DATASET RECORDS start

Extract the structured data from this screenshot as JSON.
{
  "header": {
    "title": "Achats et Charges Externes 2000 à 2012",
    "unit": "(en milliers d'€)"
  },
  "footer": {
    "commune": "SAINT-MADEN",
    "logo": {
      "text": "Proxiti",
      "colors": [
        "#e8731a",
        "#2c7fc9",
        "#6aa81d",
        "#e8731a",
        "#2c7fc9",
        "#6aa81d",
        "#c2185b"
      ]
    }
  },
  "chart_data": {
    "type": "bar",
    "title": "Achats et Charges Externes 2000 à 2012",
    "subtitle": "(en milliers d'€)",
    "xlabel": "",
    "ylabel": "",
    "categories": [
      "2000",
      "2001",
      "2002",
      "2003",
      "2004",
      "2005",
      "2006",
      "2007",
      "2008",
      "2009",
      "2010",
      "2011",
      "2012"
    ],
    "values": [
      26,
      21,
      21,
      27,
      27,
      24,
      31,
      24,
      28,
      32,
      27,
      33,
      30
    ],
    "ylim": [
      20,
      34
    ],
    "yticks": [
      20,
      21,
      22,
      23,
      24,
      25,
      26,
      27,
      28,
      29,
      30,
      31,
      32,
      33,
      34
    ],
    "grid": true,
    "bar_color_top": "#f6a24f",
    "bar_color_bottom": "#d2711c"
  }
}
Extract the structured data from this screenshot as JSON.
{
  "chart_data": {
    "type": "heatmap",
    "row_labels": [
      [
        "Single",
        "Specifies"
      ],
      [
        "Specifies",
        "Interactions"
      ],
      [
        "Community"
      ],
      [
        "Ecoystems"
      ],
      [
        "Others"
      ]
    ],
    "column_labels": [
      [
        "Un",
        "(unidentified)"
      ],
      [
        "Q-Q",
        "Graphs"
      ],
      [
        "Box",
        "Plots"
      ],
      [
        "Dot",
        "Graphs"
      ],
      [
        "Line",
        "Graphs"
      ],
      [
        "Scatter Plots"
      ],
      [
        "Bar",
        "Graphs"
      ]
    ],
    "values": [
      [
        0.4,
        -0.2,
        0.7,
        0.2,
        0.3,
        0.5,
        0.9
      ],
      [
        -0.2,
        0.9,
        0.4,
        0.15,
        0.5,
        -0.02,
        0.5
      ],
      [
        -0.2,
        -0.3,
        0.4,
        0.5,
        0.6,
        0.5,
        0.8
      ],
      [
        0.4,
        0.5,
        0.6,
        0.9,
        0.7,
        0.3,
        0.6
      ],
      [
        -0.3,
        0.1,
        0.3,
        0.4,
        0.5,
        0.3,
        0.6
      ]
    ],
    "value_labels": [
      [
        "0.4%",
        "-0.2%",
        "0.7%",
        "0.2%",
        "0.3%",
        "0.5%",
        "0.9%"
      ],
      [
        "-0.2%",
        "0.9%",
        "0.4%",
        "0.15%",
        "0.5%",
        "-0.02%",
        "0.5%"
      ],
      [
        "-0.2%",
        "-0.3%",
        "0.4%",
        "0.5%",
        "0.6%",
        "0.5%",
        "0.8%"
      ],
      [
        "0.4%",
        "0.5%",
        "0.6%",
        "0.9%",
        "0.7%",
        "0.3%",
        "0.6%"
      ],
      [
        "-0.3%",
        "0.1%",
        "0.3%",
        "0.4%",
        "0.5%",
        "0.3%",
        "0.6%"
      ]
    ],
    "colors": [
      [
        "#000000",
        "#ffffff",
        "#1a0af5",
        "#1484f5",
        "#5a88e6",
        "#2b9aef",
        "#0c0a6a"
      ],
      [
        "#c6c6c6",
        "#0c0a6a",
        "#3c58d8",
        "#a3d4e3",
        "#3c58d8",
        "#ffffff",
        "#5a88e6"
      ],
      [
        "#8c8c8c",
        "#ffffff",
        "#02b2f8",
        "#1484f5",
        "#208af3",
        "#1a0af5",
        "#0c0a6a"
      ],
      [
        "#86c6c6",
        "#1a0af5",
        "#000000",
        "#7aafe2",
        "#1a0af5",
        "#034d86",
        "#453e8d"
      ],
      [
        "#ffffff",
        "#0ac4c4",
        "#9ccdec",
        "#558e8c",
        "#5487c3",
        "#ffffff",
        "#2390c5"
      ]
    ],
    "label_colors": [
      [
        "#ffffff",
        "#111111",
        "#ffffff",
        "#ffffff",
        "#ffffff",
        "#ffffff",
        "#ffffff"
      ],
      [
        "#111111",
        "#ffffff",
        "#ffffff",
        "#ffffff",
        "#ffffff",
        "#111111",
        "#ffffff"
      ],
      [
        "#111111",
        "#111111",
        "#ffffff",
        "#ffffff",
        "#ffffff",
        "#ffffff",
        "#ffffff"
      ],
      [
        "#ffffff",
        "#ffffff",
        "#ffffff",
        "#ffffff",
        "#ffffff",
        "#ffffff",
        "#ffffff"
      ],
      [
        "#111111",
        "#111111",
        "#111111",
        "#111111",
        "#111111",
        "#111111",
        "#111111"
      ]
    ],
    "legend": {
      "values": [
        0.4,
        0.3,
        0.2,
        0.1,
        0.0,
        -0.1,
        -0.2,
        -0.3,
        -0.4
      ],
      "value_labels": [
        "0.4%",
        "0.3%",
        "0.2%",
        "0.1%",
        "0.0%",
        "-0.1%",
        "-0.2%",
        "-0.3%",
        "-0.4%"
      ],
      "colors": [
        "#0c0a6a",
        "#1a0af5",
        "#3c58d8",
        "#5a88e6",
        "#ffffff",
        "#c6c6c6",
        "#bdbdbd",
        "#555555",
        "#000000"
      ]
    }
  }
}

DATASET RECORDS end

GIVEN PROBLEM
Transcribe the whole listing with nothing added or left out.

RESULT
Extract the structured data from this screenshot as JSON.
{
  "header": {
    "title": "Achats et Charges Externes 2000 à 2012",
    "unit": "(en milliers d'€)"
  },
  "footer": {
    "commune": "SAINT-MADEN",
    "logo": {
      "text": "Proxiti",
      "colors": [
        "#e8731a",
        "#2c7fc9",
        "#6aa81d",
        "#e8731a",
        "#2c7fc9",
        "#6aa81d",
        "#c2185b"
      ]
    }
  },
  "chart_data": {
    "type": "bar",
    "title": "Achats et Charges Externes 2000 à 2012",
    "subtitle": "(en milliers d'€)",
    "xlabel": "",
    "ylabel": "",
    "categories": [
      "2000",
      "2001",
      "2002",
      "2003",
      "2004",
      "2005",
      "2006",
      "2007",
      "2008",
      "2009",
      "2010",
      "2011",
      "2012"
    ],
    "values": [
      26,
      21,
      21,
      27,
      27,
      24,
      31,
      24,
      28,
      32,
      27,
      33,
      30
    ],
    "ylim": [
      20,
      34
    ],
    "yticks": [
      20,
      21,
      22,
      23,
      24,
      25,
      26,
      27,
      28,
      29,
      30,
      31,
      32,
      33,
      34
    ],
    "grid": true,
    "bar_color_top": "#f6a24f",
    "bar_color_bottom": "#d2711c"
  }
}
Extract the structured data from this screenshot as JSON.
{
  "chart_data": {
    "type": "heatmap",
    "row_labels": [
      [
        "Single",
        "Specifies"
      ],
      [
        "Specifies",
        "Interactions"
      ],
      [
        "Community"
      ],
      [
        "Ecoystems"
      ],
      [
        "Others"
      ]
    ],
    "column_labels": [
      [
        "Un",
        "(unidentified)"
      ],
      [
        "Q-Q",
        "Graphs"
      ],
      [
        "Box",
        "Plots"
      ],
      [
        "Dot",
        "Graphs"
      ],
      [
        "Line",
        "Graphs"
      ],
      [
        "Scatter Plots"
      ],
      [
        "Bar",
        "Graphs"
      ]
    ],
    "values": [
      [
        0.4,
        -0.2,
        0.7,
        0.2,
        0.3,
        0.5,
        0.9
      ],
      [
        -0.2,
        0.9,
        0.4,
        0.15,
        0.5,
        -0.02,
        0.5
      ],
      [
        -0.2,
        -0.3,
        0.4,
        0.5,
        0.6,
        0.5,
        0.8
      ],
      [
        0.4,
        0.5,
        0.6,
        0.9,
        0.7,
        0.3,
        0.6
      ],
      [
        -0.3,
        0.1,
        0.3,
        0.4,
        0.5,
        0.3,
        0.6
      ]
    ],
    "value_labels": [
      [
        "0.4%",
        "-0.2%",
        "0.7%",
        "0.2%",
        "0.3%",
        "0.5%",
        "0.9%"
      ],
      [
        "-0.2%",
        "0.9%",
        "0.4%",
        "0.15%",
        "0.5%",
        "-0.02%",
        "0.5%"
      ],
      [
        "-0.2%",
        "-0.3%",
        "0.4%",
        "0.5%",
        "0.6%",
        "0.5%",
        "0.8%"
      ],
      [
        "0.4%",
        "0.5%",
        "0.6%",
        "0.9%",
        "0.7%",
        "0.3%",
        "0.6%"
      ],
      [
        "-0.3%",
        "0.1%",
        "0.3%",
        "0.4%",
        "0.5%",
        "0.3%",
        "0.6%"
      ]
    ],
    "colors": [
      [
        "#000000",
        "#ffffff",
        "#1a0af5",
        "#1484f5",
        "#5a88e6",
        "#2b9aef",
        "#0c0a6a"
      ],
      [
        "#c6c6c6",
        "#0c0a6a",
        "#3c58d8",
        "#a3d4e3",
        "#3c58d8",
        "#ffffff",
        "#5a88e6"
      ],
      [
        "#8c8c8c",
        "#ffffff",
        "#02b2f8",
        "#1484f5",
        "#208af3",
        "#1a0af5",
        "#0c0a6a"
      ],
      [
        "#86c6c6",
        "#1a0af5",
        "#000000",
        "#7aafe2",
        "#1a0af5",
        "#034d86",
        "#453e8d"
      ],
      [
        "#ffffff",
        "#0ac4c4",
        "#9ccdec",
        "#558e8c",
        "#5487c3",
        "#ffffff",
        "#2390c5"
      ]
    ],
    "label_colors": [
      [
        "#ffffff",
        "#111111",
        "#ffffff",
        "#ffffff",
        "#ffffff",
        "#ffffff",
        "#ffffff"
      ],
      [
        "#111111",
        "#ffffff",
        "#ffffff",
        "#ffffff",
        "#ffffff",
        "#111111",
        "#ffffff"
      ],
      [
        "#111111",
        "#111111",
        "#ffffff",
        "#ffffff",
        "#ffffff",
        "#ffffff",
        "#ffffff"
      ],
      [
        "#ffffff",
        "#ffffff",
        "#ffffff",
        "#ffffff",
        "#ffffff",
        "#ffffff",
        "#ffffff"
      ],
      [
        "#111111",
        "#111111",
        "#111111",
        "#111111",
        "#111111",
        "#111111",
        "#111111"
      ]
    ],
    "legend": {
      "values": [
        0.4,
        0.3,
        0.2,
        0.1,
        0.0,
        -0.1,
        -0.2,
        -0.3,
        -0.4
      ],
      "value_labels": [
        "0.4%",
        "0.3%",
        "0.2%",
        "0.1%",
        "0.0%",
        "-0.1%",
        "-0.2%",
        "-0.3%",
        "-0.4%"
      ],
      "colors": [
        "#0c0a6a",
        "#1a0af5",
        "#3c58d8",
        "#5a88e6",
        "#ffffff",
        "#c6c6c6",
        "#bdbdbd",
        "#555555",
        "#000000"
      ]
    }
  }
}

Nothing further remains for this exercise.